Exercise - Return each line containing "type".

##### Given entries #####

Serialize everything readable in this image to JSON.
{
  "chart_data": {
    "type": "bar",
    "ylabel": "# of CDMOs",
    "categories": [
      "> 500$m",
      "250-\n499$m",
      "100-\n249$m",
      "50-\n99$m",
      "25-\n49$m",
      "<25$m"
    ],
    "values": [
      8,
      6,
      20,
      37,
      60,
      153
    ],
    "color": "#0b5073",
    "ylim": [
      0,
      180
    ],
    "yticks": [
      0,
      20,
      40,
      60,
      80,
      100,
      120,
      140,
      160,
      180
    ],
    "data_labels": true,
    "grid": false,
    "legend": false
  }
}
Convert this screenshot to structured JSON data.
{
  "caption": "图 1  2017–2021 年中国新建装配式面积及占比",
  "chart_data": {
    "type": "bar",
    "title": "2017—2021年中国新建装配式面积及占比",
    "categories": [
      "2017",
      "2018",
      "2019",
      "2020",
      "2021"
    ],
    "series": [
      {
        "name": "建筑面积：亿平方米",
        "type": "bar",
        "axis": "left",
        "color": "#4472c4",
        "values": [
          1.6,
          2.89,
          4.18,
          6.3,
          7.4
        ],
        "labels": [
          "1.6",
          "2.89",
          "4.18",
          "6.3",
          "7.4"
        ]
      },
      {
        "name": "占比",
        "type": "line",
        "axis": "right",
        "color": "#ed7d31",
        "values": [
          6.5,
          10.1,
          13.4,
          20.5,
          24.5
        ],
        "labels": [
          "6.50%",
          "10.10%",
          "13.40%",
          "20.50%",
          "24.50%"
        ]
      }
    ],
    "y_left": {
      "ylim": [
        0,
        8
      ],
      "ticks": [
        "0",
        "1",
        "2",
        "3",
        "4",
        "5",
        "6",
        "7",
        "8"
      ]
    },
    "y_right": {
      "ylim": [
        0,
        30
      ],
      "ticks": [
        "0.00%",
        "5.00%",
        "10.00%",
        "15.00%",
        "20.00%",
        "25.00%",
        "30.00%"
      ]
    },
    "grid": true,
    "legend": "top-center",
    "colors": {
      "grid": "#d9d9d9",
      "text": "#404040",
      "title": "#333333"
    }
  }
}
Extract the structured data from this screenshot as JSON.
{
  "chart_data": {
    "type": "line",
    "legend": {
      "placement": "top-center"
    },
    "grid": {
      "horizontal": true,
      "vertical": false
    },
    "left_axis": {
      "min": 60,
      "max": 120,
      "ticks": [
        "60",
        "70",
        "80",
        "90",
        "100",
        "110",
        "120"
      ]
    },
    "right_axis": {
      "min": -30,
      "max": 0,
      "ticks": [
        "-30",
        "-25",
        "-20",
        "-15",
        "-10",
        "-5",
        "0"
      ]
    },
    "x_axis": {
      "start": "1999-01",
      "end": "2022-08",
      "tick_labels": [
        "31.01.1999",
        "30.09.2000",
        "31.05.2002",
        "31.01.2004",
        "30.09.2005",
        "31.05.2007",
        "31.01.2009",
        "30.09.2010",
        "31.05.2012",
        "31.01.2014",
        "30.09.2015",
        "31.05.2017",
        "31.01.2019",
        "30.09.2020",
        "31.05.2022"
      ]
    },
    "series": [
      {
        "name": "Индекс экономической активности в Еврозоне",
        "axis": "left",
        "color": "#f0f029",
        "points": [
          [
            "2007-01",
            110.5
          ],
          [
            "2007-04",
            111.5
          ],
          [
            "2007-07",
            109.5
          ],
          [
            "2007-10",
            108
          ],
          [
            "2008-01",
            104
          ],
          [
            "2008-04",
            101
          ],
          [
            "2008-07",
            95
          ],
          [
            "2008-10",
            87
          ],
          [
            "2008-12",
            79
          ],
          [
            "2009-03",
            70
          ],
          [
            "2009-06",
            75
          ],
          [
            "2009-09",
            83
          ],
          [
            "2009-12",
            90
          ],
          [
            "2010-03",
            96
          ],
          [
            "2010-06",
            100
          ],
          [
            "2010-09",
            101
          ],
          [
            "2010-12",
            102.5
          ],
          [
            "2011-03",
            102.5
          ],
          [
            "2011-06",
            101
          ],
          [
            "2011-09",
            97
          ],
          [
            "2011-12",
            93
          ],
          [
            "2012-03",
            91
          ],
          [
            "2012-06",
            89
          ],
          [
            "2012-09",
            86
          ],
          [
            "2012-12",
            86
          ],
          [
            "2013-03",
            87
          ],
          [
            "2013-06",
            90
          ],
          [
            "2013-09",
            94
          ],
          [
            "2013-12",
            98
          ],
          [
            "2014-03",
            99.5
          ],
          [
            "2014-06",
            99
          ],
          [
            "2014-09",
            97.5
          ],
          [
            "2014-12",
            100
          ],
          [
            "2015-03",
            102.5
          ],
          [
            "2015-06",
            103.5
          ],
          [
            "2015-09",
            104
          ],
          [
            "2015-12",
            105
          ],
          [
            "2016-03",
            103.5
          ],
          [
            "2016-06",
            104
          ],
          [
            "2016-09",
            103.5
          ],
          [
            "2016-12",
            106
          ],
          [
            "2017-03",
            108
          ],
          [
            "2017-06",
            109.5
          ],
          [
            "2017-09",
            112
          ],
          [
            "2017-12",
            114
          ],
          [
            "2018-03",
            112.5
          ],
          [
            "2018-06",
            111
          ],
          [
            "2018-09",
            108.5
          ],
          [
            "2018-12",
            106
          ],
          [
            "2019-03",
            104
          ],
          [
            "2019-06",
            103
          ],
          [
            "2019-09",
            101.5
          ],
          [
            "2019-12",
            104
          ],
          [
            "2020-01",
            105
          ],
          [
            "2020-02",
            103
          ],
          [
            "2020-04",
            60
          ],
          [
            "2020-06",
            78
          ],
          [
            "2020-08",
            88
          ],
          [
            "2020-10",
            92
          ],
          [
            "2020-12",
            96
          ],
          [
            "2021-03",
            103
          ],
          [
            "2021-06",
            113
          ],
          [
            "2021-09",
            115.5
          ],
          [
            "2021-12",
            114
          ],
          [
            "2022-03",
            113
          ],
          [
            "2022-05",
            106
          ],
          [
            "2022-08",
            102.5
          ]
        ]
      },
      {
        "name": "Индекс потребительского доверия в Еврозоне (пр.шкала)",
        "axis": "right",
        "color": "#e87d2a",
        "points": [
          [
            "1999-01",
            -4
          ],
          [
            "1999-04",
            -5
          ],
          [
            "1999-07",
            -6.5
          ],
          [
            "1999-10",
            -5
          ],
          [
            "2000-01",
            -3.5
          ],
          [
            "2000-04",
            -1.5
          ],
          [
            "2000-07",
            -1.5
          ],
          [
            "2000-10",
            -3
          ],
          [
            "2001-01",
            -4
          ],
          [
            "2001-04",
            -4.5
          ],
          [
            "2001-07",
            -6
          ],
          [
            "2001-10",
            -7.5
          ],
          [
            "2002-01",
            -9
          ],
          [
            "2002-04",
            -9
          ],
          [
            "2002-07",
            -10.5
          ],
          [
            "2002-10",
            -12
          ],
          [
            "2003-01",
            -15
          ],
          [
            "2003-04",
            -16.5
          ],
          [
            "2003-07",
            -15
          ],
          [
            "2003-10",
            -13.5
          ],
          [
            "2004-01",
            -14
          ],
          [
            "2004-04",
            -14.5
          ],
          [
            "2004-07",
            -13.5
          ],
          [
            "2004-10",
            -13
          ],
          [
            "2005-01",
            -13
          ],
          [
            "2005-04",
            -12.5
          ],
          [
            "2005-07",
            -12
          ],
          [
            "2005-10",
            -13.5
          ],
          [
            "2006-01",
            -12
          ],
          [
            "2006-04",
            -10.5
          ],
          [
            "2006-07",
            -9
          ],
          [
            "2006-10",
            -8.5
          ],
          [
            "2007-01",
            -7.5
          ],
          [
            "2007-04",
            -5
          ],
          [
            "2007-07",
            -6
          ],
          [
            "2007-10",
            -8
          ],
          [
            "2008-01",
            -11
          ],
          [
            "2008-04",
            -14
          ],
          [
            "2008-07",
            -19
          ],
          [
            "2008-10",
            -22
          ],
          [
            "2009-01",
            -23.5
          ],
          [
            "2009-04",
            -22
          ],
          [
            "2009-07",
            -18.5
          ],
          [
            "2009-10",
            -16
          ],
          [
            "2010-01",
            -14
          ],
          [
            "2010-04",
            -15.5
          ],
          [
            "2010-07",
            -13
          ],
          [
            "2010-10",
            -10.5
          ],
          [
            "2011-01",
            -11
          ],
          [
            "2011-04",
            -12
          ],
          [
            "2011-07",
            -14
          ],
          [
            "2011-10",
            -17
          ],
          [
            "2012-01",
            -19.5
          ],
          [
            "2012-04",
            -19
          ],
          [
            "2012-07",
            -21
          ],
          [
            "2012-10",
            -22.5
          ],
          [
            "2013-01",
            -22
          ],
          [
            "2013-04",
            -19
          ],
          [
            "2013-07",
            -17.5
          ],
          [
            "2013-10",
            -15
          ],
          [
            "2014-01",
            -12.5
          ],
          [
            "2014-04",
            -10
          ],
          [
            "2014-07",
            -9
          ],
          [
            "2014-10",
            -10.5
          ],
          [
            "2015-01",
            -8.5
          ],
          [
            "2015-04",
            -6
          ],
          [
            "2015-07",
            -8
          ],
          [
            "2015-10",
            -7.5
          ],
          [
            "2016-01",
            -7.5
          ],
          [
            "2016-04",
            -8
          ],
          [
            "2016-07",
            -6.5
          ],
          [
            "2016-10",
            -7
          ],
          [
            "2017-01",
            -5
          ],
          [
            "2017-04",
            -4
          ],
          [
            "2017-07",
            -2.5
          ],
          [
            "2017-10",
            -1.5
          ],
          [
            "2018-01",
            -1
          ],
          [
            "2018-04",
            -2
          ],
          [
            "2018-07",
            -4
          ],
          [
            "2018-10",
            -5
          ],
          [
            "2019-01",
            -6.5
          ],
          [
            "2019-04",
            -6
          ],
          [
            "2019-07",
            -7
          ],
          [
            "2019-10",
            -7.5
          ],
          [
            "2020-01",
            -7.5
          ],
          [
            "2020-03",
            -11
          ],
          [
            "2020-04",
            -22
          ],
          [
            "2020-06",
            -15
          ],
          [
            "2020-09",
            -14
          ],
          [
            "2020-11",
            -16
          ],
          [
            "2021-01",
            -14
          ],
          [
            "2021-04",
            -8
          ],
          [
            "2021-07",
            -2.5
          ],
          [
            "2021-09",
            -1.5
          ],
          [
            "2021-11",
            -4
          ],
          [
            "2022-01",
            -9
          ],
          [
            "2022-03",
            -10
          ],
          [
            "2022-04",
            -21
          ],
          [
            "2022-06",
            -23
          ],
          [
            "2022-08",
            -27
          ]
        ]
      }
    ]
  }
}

#####

Answer to this exercise -
    "type": "bar",
    "type": "bar",
        "type": "bar",
        "type": "line",
    "type": "line",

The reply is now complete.